Exercício 1:
Indique se cada afirmação abaixo está de acordo com o texto sobre a sra. Zambelli, respondendo sim ou não e citando literalmente as palavras do texto que decidem a questão.
(a) Bolsonaro culpou Zambelli pela derrota na eleição de 2022.
(b) Zambelli respondeu ao ex-presidente em uma entrevista a um podcast.
(c) Zambelli se destacou por projetos de lei do interesse de seus representados.
Exercício 2:
Transcreva literalmente o trecho do texto sobre a sra. Zambelli que vai desde "Eis aí Jair" até "claro, é covardia.".
-------- Texto de origem
Que a sra. Zambelli é desqualificada para o exercício da representação parlamentar já é do conhecimento de todos há muito tempo. A indigitada é o tipo ideal do bolsonarismo: mitômana, inventou ter sido curada de covid-19 apenas com o uso de cloroquina, inventou que o governo cearense enterrou caixões vazios para aumentar as estatísticas de mortos na pandemia e inventou que foi agredida pelo infeliz que ela temerariamente perseguiu, arma em punho, pelas ruas de São Paulo – crime pelo qual ela agora pagará. Ou seja, ela se notabilizou apenas pelo destrambelhamento e pela incapacidade de dizer a verdade, e não por projetos de lei do interesse de seus representados, razão pela qual ninguém deve chorar pela provável cassação de seu mandato.

Em defesa da sra. Zambelli, contudo, deve-se enfatizar que tudo o que de infame ela fez, cada mentira que contou, estava perfeitamente consoante com o espírito do bolsonarismo. Ou seja, a deputada condenada existe e respira apenas como sintoma dessa doença infantil do reacionarismo.

E essa doença infantil é intrinsecamente pusilânime. O ex-presidente, há alguns dias, culpou a ainda deputada por ter perdido a eleição de 2022. “Carla Zambelli tirou o mandato da gente”, disse Bolsonaro ao podcast Inteligência Ltda., em referência justamente ao caso em que a sra. Zambelli, de arma na mão, saiu a perseguir um desafeto. Para Bolsonaro, essa imagem arruinou suas chances de vitória em São Paulo e, consequentemente, no Brasil.

Eis aí Jair Bolsonaro em sua melhor forma: para não reconhecer que perdeu a eleição de 2022 porque desrespeitou a dor dos brasileiros que tiveram familiares e amigos mortos durante a pandemia de covid-19 e porque atentou dia e noite contra o espírito da democracia brasileira, Bolsonaro joga a culpa por sua derrota em cima de uma obscura deputada – que, reitere-se, agiu apenas como boa bolsonarista. O nome disso, claro, é covardia.

Em resposta, a sra. Zambelli até murmurou um protesto: “Enfrentar o julgamento dos inimigos é até suportável. Difícil é aguentar o julgamento das pessoas que sempre defendi e continuarei defendendo”, escreveu ela nas redes sociais. Debalde: como sabem os muitos sabujos de Bolsonaro que acabaram descartados por ele quando deixaram de ter alguma utilidade a seus projetos pessoais, o ex-presidente exige lealdade absoluta de todos os que querem dele se aproximar, mas não garante reciprocidade.

Portanto, o caso da sra. Zambelli só tem uma utilidade: mostrar àqueles que juram lealdade a Bolsonaro neste momento – achando que com isso terão a simpatia e o apoio eleitoral do ex-presidente – que correm sério risco de ter o mesmo destino da parlamentar: o descarte.
----------------
-------- Conteúdo dos dados
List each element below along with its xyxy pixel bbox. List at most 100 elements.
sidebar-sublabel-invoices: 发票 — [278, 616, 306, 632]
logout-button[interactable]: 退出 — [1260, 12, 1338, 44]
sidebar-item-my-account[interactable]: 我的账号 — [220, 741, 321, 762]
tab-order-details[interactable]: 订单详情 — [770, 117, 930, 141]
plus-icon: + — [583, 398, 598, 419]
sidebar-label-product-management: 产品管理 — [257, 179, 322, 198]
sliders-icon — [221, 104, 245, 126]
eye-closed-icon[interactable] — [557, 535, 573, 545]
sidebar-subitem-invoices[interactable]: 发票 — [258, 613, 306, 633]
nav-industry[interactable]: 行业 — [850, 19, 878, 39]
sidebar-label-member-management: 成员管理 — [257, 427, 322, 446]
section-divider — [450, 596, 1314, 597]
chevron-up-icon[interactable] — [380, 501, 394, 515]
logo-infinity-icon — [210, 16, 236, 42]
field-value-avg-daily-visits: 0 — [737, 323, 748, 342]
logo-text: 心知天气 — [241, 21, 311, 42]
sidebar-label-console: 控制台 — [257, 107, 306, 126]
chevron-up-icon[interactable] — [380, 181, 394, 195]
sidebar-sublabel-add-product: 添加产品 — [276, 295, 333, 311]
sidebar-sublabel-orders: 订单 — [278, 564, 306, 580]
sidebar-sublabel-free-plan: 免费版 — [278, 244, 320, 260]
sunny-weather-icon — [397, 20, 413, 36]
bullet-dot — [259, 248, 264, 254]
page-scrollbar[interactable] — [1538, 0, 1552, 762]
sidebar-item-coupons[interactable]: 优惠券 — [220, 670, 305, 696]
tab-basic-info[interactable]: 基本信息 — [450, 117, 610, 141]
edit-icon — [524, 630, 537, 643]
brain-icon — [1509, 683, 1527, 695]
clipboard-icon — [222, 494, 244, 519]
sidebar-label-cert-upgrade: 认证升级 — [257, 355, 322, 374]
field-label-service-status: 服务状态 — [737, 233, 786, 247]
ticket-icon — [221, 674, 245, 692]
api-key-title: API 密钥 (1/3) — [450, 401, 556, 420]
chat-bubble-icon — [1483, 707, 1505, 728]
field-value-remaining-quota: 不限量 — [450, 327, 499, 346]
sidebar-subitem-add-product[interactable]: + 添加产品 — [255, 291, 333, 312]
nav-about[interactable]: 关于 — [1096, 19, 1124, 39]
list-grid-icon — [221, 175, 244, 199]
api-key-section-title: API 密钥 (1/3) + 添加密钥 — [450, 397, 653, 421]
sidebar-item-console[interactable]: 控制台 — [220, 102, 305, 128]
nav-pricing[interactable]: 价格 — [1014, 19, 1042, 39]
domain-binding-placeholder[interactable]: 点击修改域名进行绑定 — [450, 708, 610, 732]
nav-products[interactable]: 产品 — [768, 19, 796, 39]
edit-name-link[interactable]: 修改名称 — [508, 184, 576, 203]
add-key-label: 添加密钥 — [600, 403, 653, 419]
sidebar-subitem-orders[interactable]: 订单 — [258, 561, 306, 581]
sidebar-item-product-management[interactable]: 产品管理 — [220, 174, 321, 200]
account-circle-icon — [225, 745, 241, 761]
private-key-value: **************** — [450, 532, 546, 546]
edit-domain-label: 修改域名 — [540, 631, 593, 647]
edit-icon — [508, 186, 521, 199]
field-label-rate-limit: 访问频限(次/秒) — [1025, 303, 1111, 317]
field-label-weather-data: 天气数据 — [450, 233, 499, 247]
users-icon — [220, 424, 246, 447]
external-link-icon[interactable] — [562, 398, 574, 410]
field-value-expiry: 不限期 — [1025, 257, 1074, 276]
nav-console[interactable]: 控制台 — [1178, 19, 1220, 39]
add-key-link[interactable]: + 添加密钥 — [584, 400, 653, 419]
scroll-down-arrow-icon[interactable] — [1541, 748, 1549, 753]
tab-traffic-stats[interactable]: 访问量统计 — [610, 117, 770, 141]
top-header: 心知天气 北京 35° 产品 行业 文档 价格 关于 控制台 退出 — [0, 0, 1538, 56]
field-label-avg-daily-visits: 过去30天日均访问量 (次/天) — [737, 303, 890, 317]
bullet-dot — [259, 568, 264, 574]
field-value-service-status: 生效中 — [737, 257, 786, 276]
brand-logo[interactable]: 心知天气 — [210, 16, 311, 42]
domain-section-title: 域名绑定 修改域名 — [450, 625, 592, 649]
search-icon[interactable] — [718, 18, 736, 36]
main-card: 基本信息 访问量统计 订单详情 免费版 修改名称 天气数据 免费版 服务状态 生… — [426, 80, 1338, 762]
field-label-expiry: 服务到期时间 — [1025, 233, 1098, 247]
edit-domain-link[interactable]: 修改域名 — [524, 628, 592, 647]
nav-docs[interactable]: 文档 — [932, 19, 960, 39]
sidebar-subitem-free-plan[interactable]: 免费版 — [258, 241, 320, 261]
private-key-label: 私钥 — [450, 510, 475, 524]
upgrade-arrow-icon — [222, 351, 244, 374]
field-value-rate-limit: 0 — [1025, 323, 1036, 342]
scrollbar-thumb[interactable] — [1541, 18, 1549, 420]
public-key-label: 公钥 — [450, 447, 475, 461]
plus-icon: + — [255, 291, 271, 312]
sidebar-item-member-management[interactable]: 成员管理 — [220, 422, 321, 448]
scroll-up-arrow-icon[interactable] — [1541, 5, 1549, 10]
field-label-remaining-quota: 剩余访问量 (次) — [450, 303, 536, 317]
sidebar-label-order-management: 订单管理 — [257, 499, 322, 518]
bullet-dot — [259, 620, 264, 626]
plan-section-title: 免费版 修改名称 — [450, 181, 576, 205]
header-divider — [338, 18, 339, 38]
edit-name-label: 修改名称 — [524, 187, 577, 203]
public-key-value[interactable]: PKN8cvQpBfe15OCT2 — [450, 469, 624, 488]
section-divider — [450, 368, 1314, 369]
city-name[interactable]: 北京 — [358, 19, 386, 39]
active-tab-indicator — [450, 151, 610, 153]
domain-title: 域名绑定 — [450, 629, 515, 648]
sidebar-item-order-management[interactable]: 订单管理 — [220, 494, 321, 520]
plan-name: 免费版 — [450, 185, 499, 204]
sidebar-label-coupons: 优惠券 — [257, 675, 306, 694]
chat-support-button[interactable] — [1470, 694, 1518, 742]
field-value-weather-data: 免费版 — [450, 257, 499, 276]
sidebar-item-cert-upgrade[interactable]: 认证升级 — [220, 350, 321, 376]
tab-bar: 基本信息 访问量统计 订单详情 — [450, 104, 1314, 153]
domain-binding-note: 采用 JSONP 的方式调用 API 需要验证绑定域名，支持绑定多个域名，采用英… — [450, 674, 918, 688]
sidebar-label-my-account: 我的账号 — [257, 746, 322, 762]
----------------
Resposta do exercício 1:
(a) Sim: "O ex-presidente, há alguns dias, culpou a ainda deputada por ter perdido a eleição de 2022".
(b) Não: "escreveu ela nas redes sociais".
(c) Não: "ela se notabilizou apenas pelo destrambelhamento e pela incapacidade de dizer a verdade, e não por projetos de lei do interesse de seus representados".

Resposta do exercício 2:
Eis aí Jair Bolsonaro em sua melhor forma: para não reconhecer que perdeu a eleição de 2022 porque desrespeitou a dor dos brasileiros que tiveram familiares e amigos mortos durante a pandemia de covid-19 e porque atentou dia e noite contra o espírito da democracia brasileira, Bolsonaro joga a culpa por sua derrota em cima de uma obscura deputada – que, reitere-se, agiu apenas como boa bolsonarista. O nome disso, claro, é covardia.